_TASK DIRECTIONS_.
Leave out the pictures and repeat the data exactly.

_RECORD SET_.
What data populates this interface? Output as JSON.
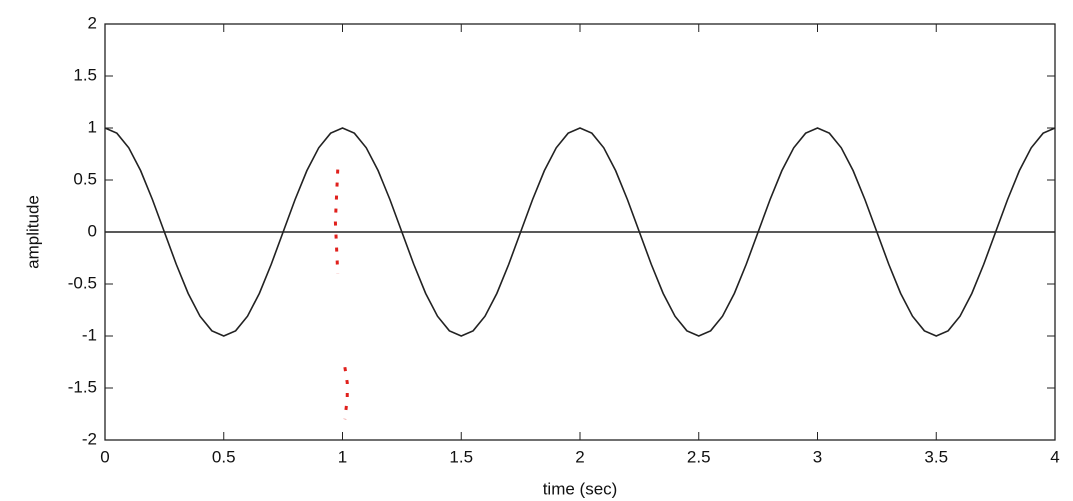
{
  "chart_data": {
    "type": "line",
    "x_label": "time (sec)",
    "y_label": "amplitude",
    "xlim": [
      0,
      4
    ],
    "ylim": [
      -2,
      2
    ],
    "xticks": [
      0,
      0.5,
      1,
      1.5,
      2,
      2.5,
      3,
      3.5,
      4
    ],
    "yticks": [
      -2,
      -1.5,
      -1,
      -0.5,
      0,
      0.5,
      1,
      1.5,
      2
    ],
    "grid": false,
    "series": [
      {
        "color": "#222222",
        "dash": false,
        "x": [
          0,
          0.05,
          0.1,
          0.15,
          0.2,
          0.25,
          0.3,
          0.35,
          0.4,
          0.45,
          0.5,
          0.55,
          0.6,
          0.65,
          0.7,
          0.75,
          0.8,
          0.85,
          0.9,
          0.95,
          1,
          1.05,
          1.1,
          1.15,
          1.2,
          1.25,
          1.3,
          1.35,
          1.4,
          1.45,
          1.5,
          1.55,
          1.6,
          1.65,
          1.7,
          1.75,
          1.8,
          1.85,
          1.9,
          1.95,
          2,
          2.05,
          2.1,
          2.15,
          2.2,
          2.25,
          2.3,
          2.35,
          2.4,
          2.45,
          2.5,
          2.55,
          2.6,
          2.65,
          2.7,
          2.75,
          2.8,
          2.85,
          2.9,
          2.95,
          3,
          3.05,
          3.1,
          3.15,
          3.2,
          3.25,
          3.3,
          3.35,
          3.4,
          3.45,
          3.5,
          3.55,
          3.6,
          3.65,
          3.7,
          3.75,
          3.8,
          3.85,
          3.9,
          3.95,
          4
        ],
        "values": [
          1,
          0.95,
          0.81,
          0.59,
          0.31,
          0,
          -0.31,
          -0.59,
          -0.81,
          -0.95,
          -1,
          -0.95,
          -0.81,
          -0.59,
          -0.31,
          0,
          0.31,
          0.59,
          0.81,
          0.95,
          1,
          0.95,
          0.81,
          0.59,
          0.31,
          0,
          -0.31,
          -0.59,
          -0.81,
          -0.95,
          -1,
          -0.95,
          -0.81,
          -0.59,
          -0.31,
          0,
          0.31,
          0.59,
          0.81,
          0.95,
          1,
          0.95,
          0.81,
          0.59,
          0.31,
          0,
          -0.31,
          -0.59,
          -0.81,
          -0.95,
          -1,
          -0.95,
          -0.81,
          -0.59,
          -0.31,
          0,
          0.31,
          0.59,
          0.81,
          0.95,
          1,
          0.95,
          0.81,
          0.59,
          0.31,
          0,
          -0.31,
          -0.59,
          -0.81,
          -0.95,
          -1,
          -0.95,
          -0.81,
          -0.59,
          -0.31,
          0,
          0.31,
          0.59,
          0.81,
          0.95,
          1
        ]
      },
      {
        "color": "#222222",
        "dash": false,
        "x": [
          0,
          4
        ],
        "values": [
          0,
          0
        ]
      },
      {
        "color": "#e0201c",
        "dash": true,
        "x": [
          0.98,
          0.975,
          0.97,
          0.975,
          0.98,
          null,
          1.01,
          1.02,
          1.02,
          1.01
        ],
        "values": [
          0.6,
          0.35,
          0.1,
          -0.15,
          -0.4,
          null,
          -1.3,
          -1.45,
          -1.6,
          -1.8
        ]
      }
    ]
  }
}
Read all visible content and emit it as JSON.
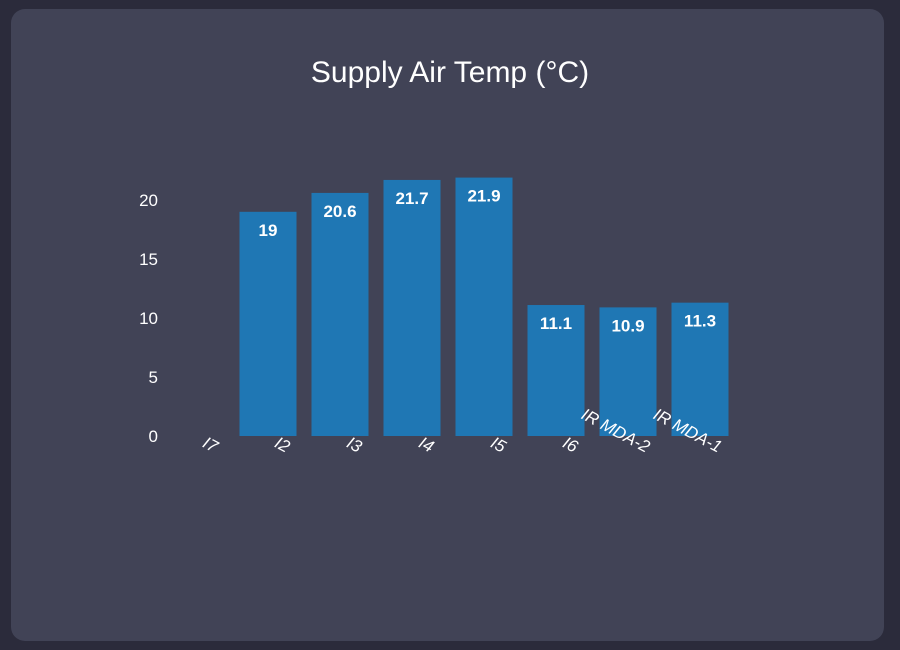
{
  "chart_data": {
    "type": "bar",
    "title": "Supply Air Temp (°C)",
    "xlabel": "",
    "ylabel": "",
    "categories": [
      "I7",
      "I2",
      "I3",
      "I4",
      "I5",
      "I6",
      "IR MDA-2",
      "IR MDA-1"
    ],
    "values": [
      null,
      19,
      20.6,
      21.7,
      21.9,
      11.1,
      10.9,
      11.3
    ],
    "data_labels": [
      "",
      "19",
      "20.6",
      "21.7",
      "21.9",
      "11.1",
      "10.9",
      "11.3"
    ],
    "yticks": [
      "0",
      "5",
      "10",
      "15",
      "20"
    ],
    "ylim": [
      0,
      22
    ],
    "grid": false,
    "legend": "none",
    "colors": {
      "bar": "#1f77b4",
      "background": "#414356",
      "text": "#ffffff"
    }
  }
}
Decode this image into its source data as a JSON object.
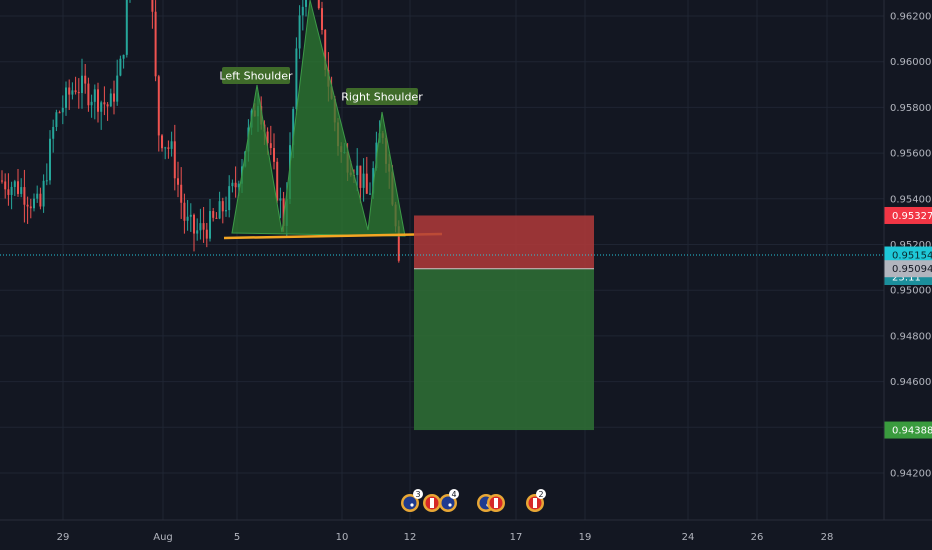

_RESPONSE TO THE TASK_.
What data populates this interface? Output as JSON.
{
  "chart_data": {
    "type": "line",
    "x_label": "time (sec)",
    "y_label": "amplitude",
    "xlim": [
      0,
      4
    ],
    "ylim": [
      -2,
      2
    ],
    "xticks": [
      0,
      0.5,
      1,
      1.5,
      2,
      2.5,
      3,
      3.5,
      4
    ],
    "yticks": [
      -2,
      -1.5,
      -1,
      -0.5,
      0,
      0.5,
      1,
      1.5,
      2
    ],
    "grid": false,
    "series": [
      {
        "color": "#222222",
        "dash": false,
        "x": [
          0,
          0.05,
          0.1,
          0.15,
          0.2,
          0.25,
          0.3,
          0.35,
          0.4,
          0.45,
          0.5,
          0.55,
          0.6,
          0.65,
          0.7,
          0.75,
          0.8,
          0.85,
          0.9,
          0.95,
          1,
          1.05,
          1.1,
          1.15,
          1.2,
          1.25,
          1.3,
          1.35,
          1.4,
          1.45,
          1.5,
          1.55,
          1.6,
          1.65,
          1.7,
          1.75,
          1.8,
          1.85,
          1.9,
          1.95,
          2,
          2.05,
          2.1,
          2.15,
          2.2,
          2.25,
          2.3,
          2.35,
          2.4,
          2.45,
          2.5,
          2.55,
          2.6,
          2.65,
          2.7,
          2.75,
          2.8,
          2.85,
          2.9,
          2.95,
          3,
          3.05,
          3.1,
          3.15,
          3.2,
          3.25,
          3.3,
          3.35,
          3.4,
          3.45,
          3.5,
          3.55,
          3.6,
          3.65,
          3.7,
          3.75,
          3.8,
          3.85,
          3.9,
          3.95,
          4
        ],
        "values": [
          1,
          0.95,
          0.81,
          0.59,
          0.31,
          0,
          -0.31,
          -0.59,
          -0.81,
          -0.95,
          -1,
          -0.95,
          -0.81,
          -0.59,
          -0.31,
          0,
          0.31,
          0.59,
          0.81,
          0.95,
          1,
          0.95,
          0.81,
          0.59,
          0.31,
          0,
          -0.31,
          -0.59,
          -0.81,
          -0.95,
          -1,
          -0.95,
          -0.81,
          -0.59,
          -0.31,
          0,
          0.31,
          0.59,
          0.81,
          0.95,
          1,
          0.95,
          0.81,
          0.59,
          0.31,
          0,
          -0.31,
          -0.59,
          -0.81,
          -0.95,
          -1,
          -0.95,
          -0.81,
          -0.59,
          -0.31,
          0,
          0.31,
          0.59,
          0.81,
          0.95,
          1,
          0.95,
          0.81,
          0.59,
          0.31,
          0,
          -0.31,
          -0.59,
          -0.81,
          -0.95,
          -1,
          -0.95,
          -0.81,
          -0.59,
          -0.31,
          0,
          0.31,
          0.59,
          0.81,
          0.95,
          1
        ]
      },
      {
        "color": "#222222",
        "dash": false,
        "x": [
          0,
          4
        ],
        "values": [
          0,
          0
        ]
      },
      {
        "color": "#e0201c",
        "dash": true,
        "x": [
          0.98,
          0.975,
          0.97,
          0.975,
          0.98,
          null,
          1.01,
          1.02,
          1.02,
          1.01
        ],
        "values": [
          0.6,
          0.35,
          0.1,
          -0.15,
          -0.4,
          null,
          -1.3,
          -1.45,
          -1.6,
          -1.8
        ]
      }
    ]
  }
}
Read all visible content and emit it as JSON.
{
  "chart_data": {
    "type": "bar",
    "title": "Supply Air Temp (°C)",
    "xlabel": "",
    "ylabel": "",
    "categories": [
      "I7",
      "I2",
      "I3",
      "I4",
      "I5",
      "I6",
      "IR MDA-2",
      "IR MDA-1"
    ],
    "values": [
      null,
      19,
      20.6,
      21.7,
      21.9,
      11.1,
      10.9,
      11.3
    ],
    "data_labels": [
      "",
      "19",
      "20.6",
      "21.7",
      "21.9",
      "11.1",
      "10.9",
      "11.3"
    ],
    "yticks": [
      "0",
      "5",
      "10",
      "15",
      "20"
    ],
    "ylim": [
      0,
      22
    ],
    "grid": false,
    "legend": "none",
    "colors": {
      "bar": "#1f77b4",
      "background": "#414356",
      "text": "#ffffff"
    }
  }
}
Decode this image into its source data as a JSON object.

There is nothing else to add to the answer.